Request: Give the data below again exactly as it stands. Omit the pictures.

Saved data entries
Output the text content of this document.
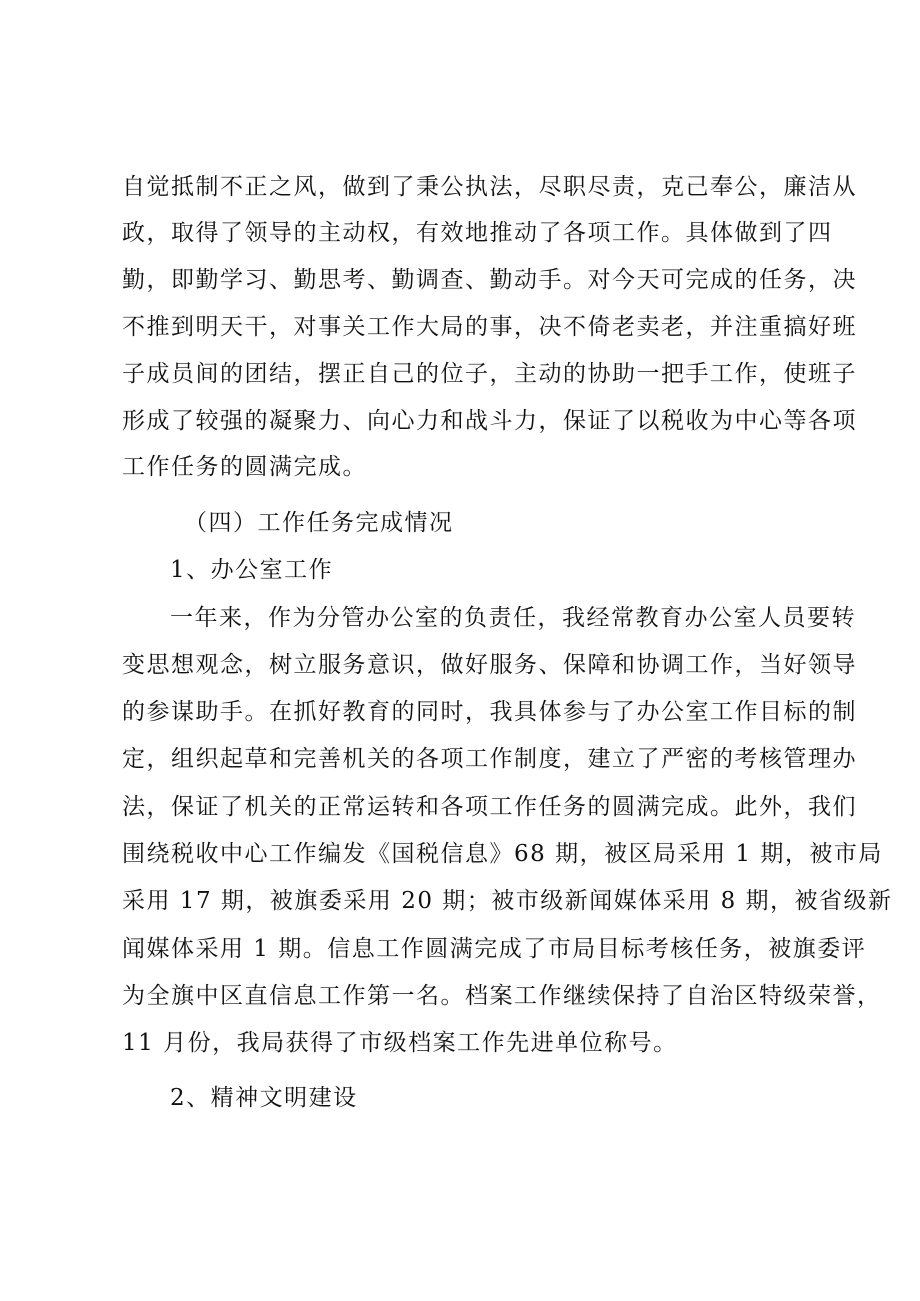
自觉抵制不正之风，做到了秉公执法，尽职尽责，克己奉公，廉洁从
政，取得了领导的主动权，有效地推动了各项工作。具体做到了四
勤，即勤学习、勤思考、勤调查、勤动手。对今天可完成的任务，决
不推到明天干，对事关工作大局的事，决不倚老卖老，并注重搞好班
子成员间的团结，摆正自己的位子，主动的协助一把手工作，使班子
形成了较强的凝聚力、向心力和战斗力，保证了以税收为中心等各项
工作任务的圆满完成。
（四）工作任务完成情况
1、办公室工作
一年来，作为分管办公室的负责任，我经常教育办公室人员要转
变思想观念，树立服务意识，做好服务、保障和协调工作，当好领导
的参谋助手。在抓好教育的同时，我具体参与了办公室工作目标的制
定，组织起草和完善机关的各项工作制度，建立了严密的考核管理办
法，保证了机关的正常运转和各项工作任务的圆满完成。此外，我们
围绕税收中心工作编发《国税信息》68 期，被区局采用 1 期，被市局
采用 17 期，被旗委采用 20 期；被市级新闻媒体采用 8 期，被省级新
闻媒体采用 1 期。信息工作圆满完成了市局目标考核任务，被旗委评
为全旗中区直信息工作第一名。档案工作继续保持了自治区特级荣誉，
11 月份，我局获得了市级档案工作先进单位称号。
2、精神文明建设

Result for this task:
Output the text content of this document.
自觉抵制不正之风，做到了秉公执法，尽职尽责，克己奉公，廉洁从
政，取得了领导的主动权，有效地推动了各项工作。具体做到了四
勤，即勤学习、勤思考、勤调查、勤动手。对今天可完成的任务，决
不推到明天干，对事关工作大局的事，决不倚老卖老，并注重搞好班
子成员间的团结，摆正自己的位子，主动的协助一把手工作，使班子
形成了较强的凝聚力、向心力和战斗力，保证了以税收为中心等各项
工作任务的圆满完成。
（四）工作任务完成情况
1、办公室工作
一年来，作为分管办公室的负责任，我经常教育办公室人员要转
变思想观念，树立服务意识，做好服务、保障和协调工作，当好领导
的参谋助手。在抓好教育的同时，我具体参与了办公室工作目标的制
定，组织起草和完善机关的各项工作制度，建立了严密的考核管理办
法，保证了机关的正常运转和各项工作任务的圆满完成。此外，我们
围绕税收中心工作编发《国税信息》68 期，被区局采用 1 期，被市局
采用 17 期，被旗委采用 20 期；被市级新闻媒体采用 8 期，被省级新
闻媒体采用 1 期。信息工作圆满完成了市局目标考核任务，被旗委评
为全旗中区直信息工作第一名。档案工作继续保持了自治区特级荣誉，
11 月份，我局获得了市级档案工作先进单位称号。
2、精神文明建设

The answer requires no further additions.